Task description: Here are some records; copy every line that holds the word "name".

┌─ Data

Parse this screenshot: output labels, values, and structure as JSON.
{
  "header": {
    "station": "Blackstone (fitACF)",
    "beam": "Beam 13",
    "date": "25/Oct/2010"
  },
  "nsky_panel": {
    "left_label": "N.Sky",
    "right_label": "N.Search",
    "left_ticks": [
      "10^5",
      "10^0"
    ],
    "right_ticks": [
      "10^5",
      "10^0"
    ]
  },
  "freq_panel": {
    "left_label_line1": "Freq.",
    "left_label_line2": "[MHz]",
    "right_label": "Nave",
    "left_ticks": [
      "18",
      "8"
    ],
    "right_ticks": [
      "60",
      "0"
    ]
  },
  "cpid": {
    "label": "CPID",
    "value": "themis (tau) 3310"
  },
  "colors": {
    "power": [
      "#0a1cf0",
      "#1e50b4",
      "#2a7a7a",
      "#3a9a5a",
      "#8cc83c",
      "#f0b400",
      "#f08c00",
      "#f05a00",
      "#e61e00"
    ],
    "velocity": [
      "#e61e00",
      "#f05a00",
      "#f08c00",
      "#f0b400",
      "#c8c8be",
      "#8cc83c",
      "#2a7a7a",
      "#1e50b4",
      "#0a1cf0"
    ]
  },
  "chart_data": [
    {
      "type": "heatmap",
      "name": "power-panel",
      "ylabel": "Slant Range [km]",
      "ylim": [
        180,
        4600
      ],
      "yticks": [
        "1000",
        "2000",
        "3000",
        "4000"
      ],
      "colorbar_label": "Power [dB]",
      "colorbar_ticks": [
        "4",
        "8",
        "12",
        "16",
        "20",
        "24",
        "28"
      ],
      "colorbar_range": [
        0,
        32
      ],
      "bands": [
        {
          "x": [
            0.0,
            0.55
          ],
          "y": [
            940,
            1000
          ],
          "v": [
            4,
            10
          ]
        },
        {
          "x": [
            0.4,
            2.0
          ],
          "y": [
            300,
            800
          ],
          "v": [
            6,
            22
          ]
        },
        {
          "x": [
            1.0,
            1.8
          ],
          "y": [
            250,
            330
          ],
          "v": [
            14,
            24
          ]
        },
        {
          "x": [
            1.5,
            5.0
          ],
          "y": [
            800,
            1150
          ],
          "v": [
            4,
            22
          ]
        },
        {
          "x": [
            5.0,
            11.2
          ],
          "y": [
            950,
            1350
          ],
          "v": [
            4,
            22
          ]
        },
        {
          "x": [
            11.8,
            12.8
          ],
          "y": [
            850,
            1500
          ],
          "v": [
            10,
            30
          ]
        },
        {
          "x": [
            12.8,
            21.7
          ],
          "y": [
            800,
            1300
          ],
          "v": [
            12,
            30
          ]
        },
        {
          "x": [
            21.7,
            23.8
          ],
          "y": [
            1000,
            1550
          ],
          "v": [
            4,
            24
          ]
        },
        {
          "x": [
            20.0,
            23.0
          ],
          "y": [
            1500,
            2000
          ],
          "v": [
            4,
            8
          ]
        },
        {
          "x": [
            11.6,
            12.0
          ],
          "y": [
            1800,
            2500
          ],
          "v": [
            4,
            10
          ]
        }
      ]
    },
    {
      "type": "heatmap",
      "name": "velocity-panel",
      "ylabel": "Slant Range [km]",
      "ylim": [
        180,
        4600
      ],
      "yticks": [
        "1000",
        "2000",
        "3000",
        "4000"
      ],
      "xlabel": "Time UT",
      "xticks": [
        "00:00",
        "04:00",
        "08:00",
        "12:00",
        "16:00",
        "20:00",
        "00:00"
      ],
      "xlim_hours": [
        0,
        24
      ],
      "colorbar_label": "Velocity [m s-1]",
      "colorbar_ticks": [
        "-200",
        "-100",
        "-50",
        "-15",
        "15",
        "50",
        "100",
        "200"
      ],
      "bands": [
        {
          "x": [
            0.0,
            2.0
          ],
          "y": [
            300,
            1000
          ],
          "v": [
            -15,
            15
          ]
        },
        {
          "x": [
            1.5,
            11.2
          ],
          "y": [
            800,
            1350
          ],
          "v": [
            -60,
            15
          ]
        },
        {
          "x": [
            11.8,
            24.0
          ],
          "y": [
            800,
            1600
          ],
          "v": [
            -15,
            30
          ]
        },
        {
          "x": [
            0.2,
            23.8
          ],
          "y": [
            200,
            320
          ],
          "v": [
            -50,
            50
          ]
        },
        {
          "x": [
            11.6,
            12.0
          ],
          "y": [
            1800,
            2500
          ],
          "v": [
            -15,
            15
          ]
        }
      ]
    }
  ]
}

└─

Answer below:
      "name": "power-panel",
      "name": "velocity-panel",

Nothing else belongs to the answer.